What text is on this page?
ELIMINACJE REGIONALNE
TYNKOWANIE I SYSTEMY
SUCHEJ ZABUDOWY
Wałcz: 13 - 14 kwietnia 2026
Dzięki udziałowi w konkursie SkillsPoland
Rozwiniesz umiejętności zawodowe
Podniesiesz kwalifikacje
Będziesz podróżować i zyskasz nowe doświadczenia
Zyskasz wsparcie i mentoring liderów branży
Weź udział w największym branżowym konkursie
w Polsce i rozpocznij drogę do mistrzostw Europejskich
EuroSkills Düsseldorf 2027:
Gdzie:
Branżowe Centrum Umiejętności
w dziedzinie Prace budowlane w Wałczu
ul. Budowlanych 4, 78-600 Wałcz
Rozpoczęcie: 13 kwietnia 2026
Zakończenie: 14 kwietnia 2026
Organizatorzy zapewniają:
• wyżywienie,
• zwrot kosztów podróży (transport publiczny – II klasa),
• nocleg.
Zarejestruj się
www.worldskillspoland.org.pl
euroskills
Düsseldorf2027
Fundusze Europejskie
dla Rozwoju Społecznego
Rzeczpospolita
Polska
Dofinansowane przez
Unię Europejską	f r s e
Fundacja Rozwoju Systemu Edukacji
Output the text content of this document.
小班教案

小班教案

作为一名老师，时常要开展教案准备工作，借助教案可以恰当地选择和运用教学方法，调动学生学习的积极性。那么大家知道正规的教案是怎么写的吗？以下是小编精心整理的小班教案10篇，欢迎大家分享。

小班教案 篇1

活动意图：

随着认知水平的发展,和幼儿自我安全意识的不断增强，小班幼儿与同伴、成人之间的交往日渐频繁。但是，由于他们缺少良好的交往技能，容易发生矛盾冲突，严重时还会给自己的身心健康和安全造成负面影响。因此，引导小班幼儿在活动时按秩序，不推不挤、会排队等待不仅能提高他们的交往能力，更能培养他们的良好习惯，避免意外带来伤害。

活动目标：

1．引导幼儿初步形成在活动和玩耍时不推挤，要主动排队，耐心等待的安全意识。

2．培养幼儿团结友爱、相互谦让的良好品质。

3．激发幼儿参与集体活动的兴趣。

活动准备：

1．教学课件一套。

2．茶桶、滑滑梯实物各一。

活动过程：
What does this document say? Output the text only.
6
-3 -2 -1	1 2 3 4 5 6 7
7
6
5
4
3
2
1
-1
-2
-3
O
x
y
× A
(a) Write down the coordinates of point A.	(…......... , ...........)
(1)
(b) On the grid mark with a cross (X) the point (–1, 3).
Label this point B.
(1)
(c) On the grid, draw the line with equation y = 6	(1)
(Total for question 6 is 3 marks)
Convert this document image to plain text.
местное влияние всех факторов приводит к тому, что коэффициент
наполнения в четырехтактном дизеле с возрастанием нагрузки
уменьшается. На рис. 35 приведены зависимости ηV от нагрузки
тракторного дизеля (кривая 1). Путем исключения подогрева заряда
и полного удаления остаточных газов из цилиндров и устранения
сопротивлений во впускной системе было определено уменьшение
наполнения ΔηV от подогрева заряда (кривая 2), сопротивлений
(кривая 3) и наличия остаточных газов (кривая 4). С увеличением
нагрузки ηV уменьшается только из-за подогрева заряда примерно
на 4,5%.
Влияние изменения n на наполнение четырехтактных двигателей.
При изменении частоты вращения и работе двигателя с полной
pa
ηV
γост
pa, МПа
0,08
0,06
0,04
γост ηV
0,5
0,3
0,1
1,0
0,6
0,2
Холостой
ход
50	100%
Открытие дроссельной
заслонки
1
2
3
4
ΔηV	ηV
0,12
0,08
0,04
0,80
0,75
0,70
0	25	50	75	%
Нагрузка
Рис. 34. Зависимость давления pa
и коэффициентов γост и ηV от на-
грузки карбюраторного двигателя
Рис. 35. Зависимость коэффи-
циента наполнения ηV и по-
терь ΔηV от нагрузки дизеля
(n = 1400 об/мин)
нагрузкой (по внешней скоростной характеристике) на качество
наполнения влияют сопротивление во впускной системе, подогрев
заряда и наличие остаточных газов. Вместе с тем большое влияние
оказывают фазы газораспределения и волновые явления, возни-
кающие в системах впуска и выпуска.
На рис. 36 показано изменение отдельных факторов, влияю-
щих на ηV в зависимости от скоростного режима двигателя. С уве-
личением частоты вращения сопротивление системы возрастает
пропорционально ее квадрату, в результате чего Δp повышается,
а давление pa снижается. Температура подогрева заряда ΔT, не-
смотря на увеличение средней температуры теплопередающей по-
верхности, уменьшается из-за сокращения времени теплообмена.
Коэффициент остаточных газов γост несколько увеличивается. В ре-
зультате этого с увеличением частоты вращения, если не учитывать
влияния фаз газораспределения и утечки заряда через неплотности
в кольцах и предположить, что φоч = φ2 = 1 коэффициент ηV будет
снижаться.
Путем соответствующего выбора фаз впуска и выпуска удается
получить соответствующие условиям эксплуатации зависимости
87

++++++++

- Exercise prompt -
Transcribe the material above word for word.

- Expected answer -
What text is on this page?
ELIMINACJE REGIONALNE
TYNKOWANIE I SYSTEMY
SUCHEJ ZABUDOWY
Wałcz: 13 - 14 kwietnia 2026
Dzięki udziałowi w konkursie SkillsPoland
Rozwiniesz umiejętności zawodowe
Podniesiesz kwalifikacje
Będziesz podróżować i zyskasz nowe doświadczenia
Zyskasz wsparcie i mentoring liderów branży
Weź udział w największym branżowym konkursie
w Polsce i rozpocznij drogę do mistrzostw Europejskich
EuroSkills Düsseldorf 2027:
Gdzie:
Branżowe Centrum Umiejętności
w dziedzinie Prace budowlane w Wałczu
ul. Budowlanych 4, 78-600 Wałcz
Rozpoczęcie: 13 kwietnia 2026
Zakończenie: 14 kwietnia 2026
Organizatorzy zapewniają:
• wyżywienie,
• zwrot kosztów podróży (transport publiczny – II klasa),
• nocleg.
Zarejestruj się
www.worldskillspoland.org.pl
euroskills
Düsseldorf2027
Fundusze Europejskie
dla Rozwoju Społecznego
Rzeczpospolita
Polska
Dofinansowane przez
Unię Europejską	f r s e
Fundacja Rozwoju Systemu Edukacji
Output the text content of this document.
小班教案

小班教案

作为一名老师，时常要开展教案准备工作，借助教案可以恰当地选择和运用教学方法，调动学生学习的积极性。那么大家知道正规的教案是怎么写的吗？以下是小编精心整理的小班教案10篇，欢迎大家分享。

小班教案 篇1

活动意图：

随着认知水平的发展,和幼儿自我安全意识的不断增强，小班幼儿与同伴、成人之间的交往日渐频繁。但是，由于他们缺少良好的交往技能，容易发生矛盾冲突，严重时还会给自己的身心健康和安全造成负面影响。因此，引导小班幼儿在活动时按秩序，不推不挤、会排队等待不仅能提高他们的交往能力，更能培养他们的良好习惯，避免意外带来伤害。

活动目标：

1．引导幼儿初步形成在活动和玩耍时不推挤，要主动排队，耐心等待的安全意识。

2．培养幼儿团结友爱、相互谦让的良好品质。

3．激发幼儿参与集体活动的兴趣。

活动准备：

1．教学课件一套。

2．茶桶、滑滑梯实物各一。

活动过程：
What does this document say? Output the text only.
6
-3 -2 -1	1 2 3 4 5 6 7
7
6
5
4
3
2
1
-1
-2
-3
O
x
y
× A
(a) Write down the coordinates of point A.	(…......... , ...........)
(1)
(b) On the grid mark with a cross (X) the point (–1, 3).
Label this point B.
(1)
(c) On the grid, draw the line with equation y = 6	(1)
(Total for question 6 is 3 marks)
Convert this document image to plain text.
местное влияние всех факторов приводит к тому, что коэффициент
наполнения в четырехтактном дизеле с возрастанием нагрузки
уменьшается. На рис. 35 приведены зависимости ηV от нагрузки
тракторного дизеля (кривая 1). Путем исключения подогрева заряда
и полного удаления остаточных газов из цилиндров и устранения
сопротивлений во впускной системе было определено уменьшение
наполнения ΔηV от подогрева заряда (кривая 2), сопротивлений
(кривая 3) и наличия остаточных газов (кривая 4). С увеличением
нагрузки ηV уменьшается только из-за подогрева заряда примерно
на 4,5%.
Влияние изменения n на наполнение четырехтактных двигателей.
При изменении частоты вращения и работе двигателя с полной
pa
ηV
γост
pa, МПа
0,08
0,06
0,04
γост ηV
0,5
0,3
0,1
1,0
0,6
0,2
Холостой
ход
50	100%
Открытие дроссельной
заслонки
1
2
3
4
ΔηV	ηV
0,12
0,08
0,04
0,80
0,75
0,70
0	25	50	75	%
Нагрузка
Рис. 34. Зависимость давления pa
и коэффициентов γост и ηV от на-
грузки карбюраторного двигателя
Рис. 35. Зависимость коэффи-
циента наполнения ηV и по-
терь ΔηV от нагрузки дизеля
(n = 1400 об/мин)
нагрузкой (по внешней скоростной характеристике) на качество
наполнения влияют сопротивление во впускной системе, подогрев
заряда и наличие остаточных газов. Вместе с тем большое влияние
оказывают фазы газораспределения и волновые явления, возни-
кающие в системах впуска и выпуска.
На рис. 36 показано изменение отдельных факторов, влияю-
щих на ηV в зависимости от скоростного режима двигателя. С уве-
личением частоты вращения сопротивление системы возрастает
пропорционально ее квадрату, в результате чего Δp повышается,
а давление pa снижается. Температура подогрева заряда ΔT, не-
смотря на увеличение средней температуры теплопередающей по-
верхности, уменьшается из-за сокращения времени теплообмена.
Коэффициент остаточных газов γост несколько увеличивается. В ре-
зультате этого с увеличением частоты вращения, если не учитывать
влияния фаз газораспределения и утечки заряда через неплотности
в кольцах и предположить, что φоч = φ2 = 1 коэффициент ηV будет
снижаться.
Путем соответствующего выбора фаз впуска и выпуска удается
получить соответствующие условиям эксплуатации зависимости
87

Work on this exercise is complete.